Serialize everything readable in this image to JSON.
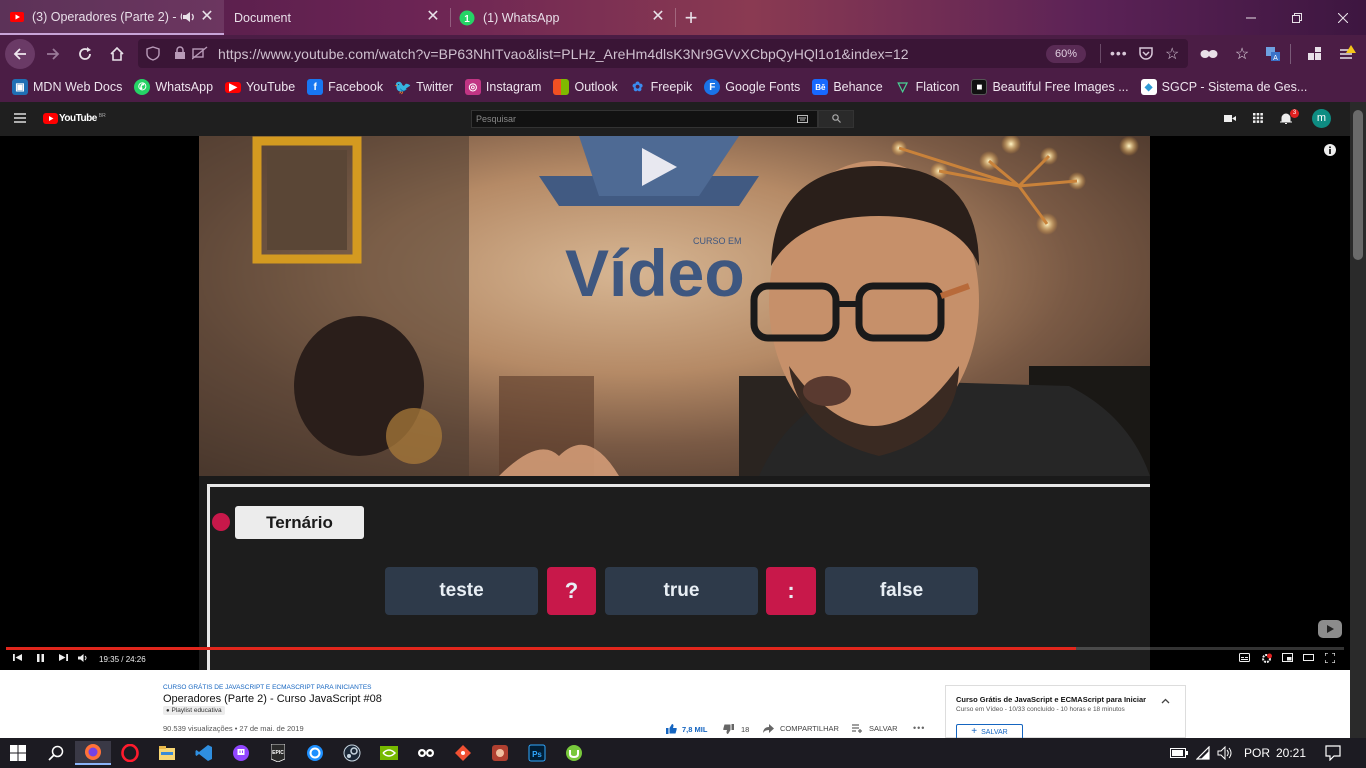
{
  "tabs": [
    {
      "title": "(3) Operadores (Parte 2) - Cu",
      "favicon": "youtube-icon",
      "active": true,
      "audio": true
    },
    {
      "title": "Document",
      "favicon": "none",
      "active": false
    },
    {
      "title": "(1) WhatsApp",
      "favicon": "whatsapp-icon",
      "active": false
    }
  ],
  "navbar": {
    "url": "https://www.youtube.com/watch?v=BP63NhITvao&list=PLHz_AreHm4dlsK3Nr9GVvXCbpQyHQl1o1&index=12",
    "zoom": "60%"
  },
  "bookmarks": [
    {
      "label": "MDN Web Docs",
      "icon": "mdn-icon",
      "color": "#1f6fb4"
    },
    {
      "label": "WhatsApp",
      "icon": "whatsapp-icon",
      "color": "#25d366"
    },
    {
      "label": "YouTube",
      "icon": "youtube-icon",
      "color": "#ff0000"
    },
    {
      "label": "Facebook",
      "icon": "facebook-icon",
      "color": "#1877f2"
    },
    {
      "label": "Twitter",
      "icon": "twitter-icon",
      "color": "#1da1f2"
    },
    {
      "label": "Instagram",
      "icon": "instagram-icon",
      "color": "#c13584"
    },
    {
      "label": "Outlook",
      "icon": "outlook-icon",
      "color": "#f25022"
    },
    {
      "label": "Freepik",
      "icon": "freepik-icon",
      "color": "#1273eb"
    },
    {
      "label": "Google Fonts",
      "icon": "google-fonts-icon",
      "color": "#1a73e8"
    },
    {
      "label": "Behance",
      "icon": "behance-icon",
      "color": "#1769ff"
    },
    {
      "label": "Flaticon",
      "icon": "flaticon-icon",
      "color": "#4ad295"
    },
    {
      "label": "Beautiful Free Images ...",
      "icon": "unsplash-icon",
      "color": "#111111"
    },
    {
      "label": "SGCP - Sistema de Ges...",
      "icon": "sgcp-icon",
      "color": "#2e9bd6"
    }
  ],
  "youtube": {
    "logo": "YouTube",
    "region": "BR",
    "search_placeholder": "Pesquisar",
    "notifications": "3",
    "avatar_letter": "m"
  },
  "video": {
    "background_text": "Vídeo",
    "background_subtext": "CURSO EM",
    "slide_title": "Ternário",
    "tokens": [
      "teste",
      "?",
      "true",
      ":",
      "false"
    ],
    "time": "19:35 / 24:26",
    "progress": 0.8
  },
  "details": {
    "playlist_label": "CURSO GRÁTIS DE JAVASCRIPT E ECMASCRIPT PARA INICIANTES",
    "title": "Operadores (Parte 2) - Curso JavaScript #08",
    "playlist_chip": "Playlist educativa",
    "views": "90.539 visualizações • 27 de mai. de 2019",
    "likes": "7,8 MIL",
    "dislikes": "18",
    "share": "COMPARTILHAR",
    "save": "SALVAR"
  },
  "playlist_box": {
    "title": "Curso Grátis de JavaScript e ECMAScript para Iniciar",
    "meta": "Curso em Vídeo - 10/33 concluído - 10 horas e 18 minutos",
    "save": "SALVAR"
  },
  "taskbar": {
    "lang": "POR",
    "time": "20:21"
  }
}
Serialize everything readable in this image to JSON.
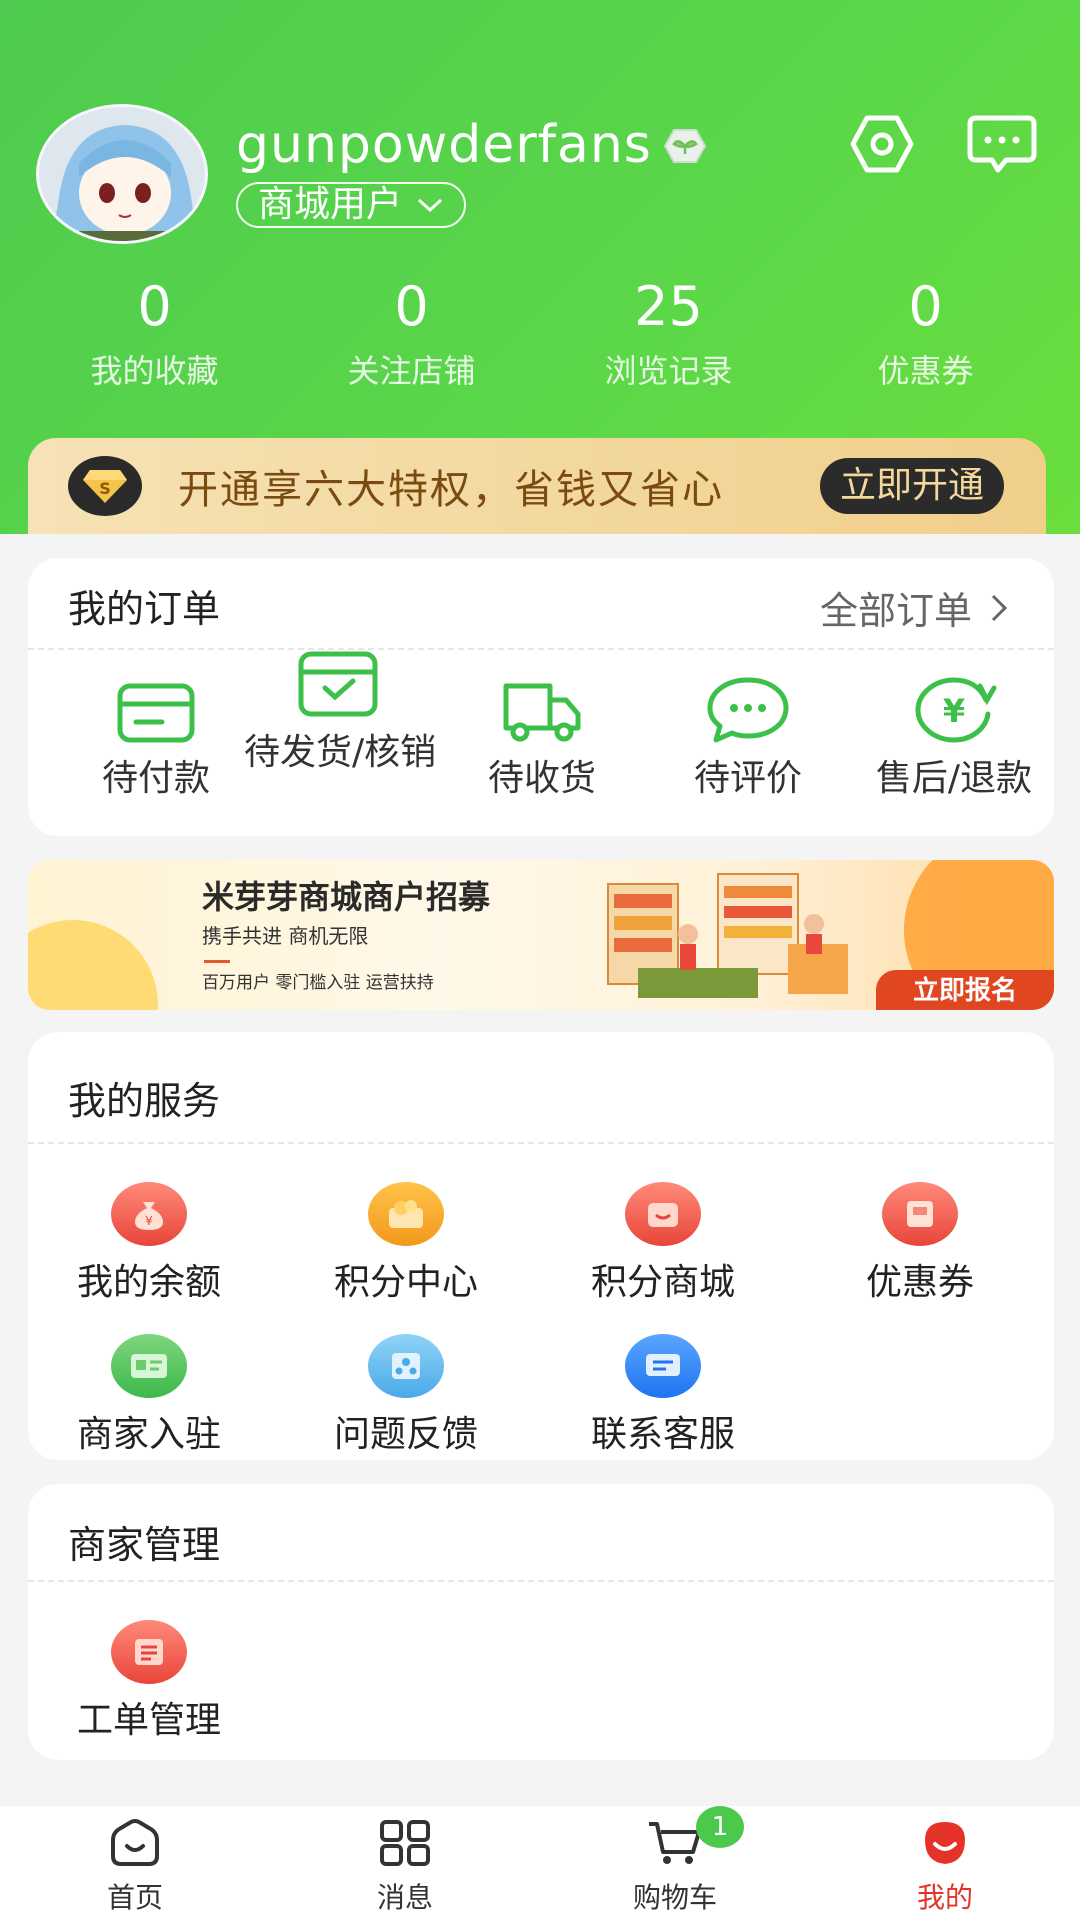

----------

Repeat verbatim all the material, but not the pictures.

Serialize everything readable in this image to JSON.
{
  "tabs": [
    {
      "title": "(3) Operadores (Parte 2) - Cu",
      "favicon": "youtube-icon",
      "active": true,
      "audio": true
    },
    {
      "title": "Document",
      "favicon": "none",
      "active": false
    },
    {
      "title": "(1) WhatsApp",
      "favicon": "whatsapp-icon",
      "active": false
    }
  ],
  "navbar": {
    "url": "https://www.youtube.com/watch?v=BP63NhITvao&list=PLHz_AreHm4dlsK3Nr9GVvXCbpQyHQl1o1&index=12",
    "zoom": "60%"
  },
  "bookmarks": [
    {
      "label": "MDN Web Docs",
      "icon": "mdn-icon",
      "color": "#1f6fb4"
    },
    {
      "label": "WhatsApp",
      "icon": "whatsapp-icon",
      "color": "#25d366"
    },
    {
      "label": "YouTube",
      "icon": "youtube-icon",
      "color": "#ff0000"
    },
    {
      "label": "Facebook",
      "icon": "facebook-icon",
      "color": "#1877f2"
    },
    {
      "label": "Twitter",
      "icon": "twitter-icon",
      "color": "#1da1f2"
    },
    {
      "label": "Instagram",
      "icon": "instagram-icon",
      "color": "#c13584"
    },
    {
      "label": "Outlook",
      "icon": "outlook-icon",
      "color": "#f25022"
    },
    {
      "label": "Freepik",
      "icon": "freepik-icon",
      "color": "#1273eb"
    },
    {
      "label": "Google Fonts",
      "icon": "google-fonts-icon",
      "color": "#1a73e8"
    },
    {
      "label": "Behance",
      "icon": "behance-icon",
      "color": "#1769ff"
    },
    {
      "label": "Flaticon",
      "icon": "flaticon-icon",
      "color": "#4ad295"
    },
    {
      "label": "Beautiful Free Images ...",
      "icon": "unsplash-icon",
      "color": "#111111"
    },
    {
      "label": "SGCP - Sistema de Ges...",
      "icon": "sgcp-icon",
      "color": "#2e9bd6"
    }
  ],
  "youtube": {
    "logo": "YouTube",
    "region": "BR",
    "search_placeholder": "Pesquisar",
    "notifications": "3",
    "avatar_letter": "m"
  },
  "video": {
    "background_text": "Vídeo",
    "background_subtext": "CURSO EM",
    "slide_title": "Ternário",
    "tokens": [
      "teste",
      "?",
      "true",
      ":",
      "false"
    ],
    "time": "19:35 / 24:26",
    "progress": 0.8
  },
  "details": {
    "playlist_label": "CURSO GRÁTIS DE JAVASCRIPT E ECMASCRIPT PARA INICIANTES",
    "title": "Operadores (Parte 2) - Curso JavaScript #08",
    "playlist_chip": "Playlist educativa",
    "views": "90.539 visualizações • 27 de mai. de 2019",
    "likes": "7,8 MIL",
    "dislikes": "18",
    "share": "COMPARTILHAR",
    "save": "SALVAR"
  },
  "playlist_box": {
    "title": "Curso Grátis de JavaScript e ECMAScript para Iniciar",
    "meta": "Curso em Vídeo - 10/33 concluído - 10 horas e 18 minutos",
    "save": "SALVAR"
  },
  "taskbar": {
    "lang": "POR",
    "time": "20:21"
  }
}
Serialize everything readable in this image to JSON.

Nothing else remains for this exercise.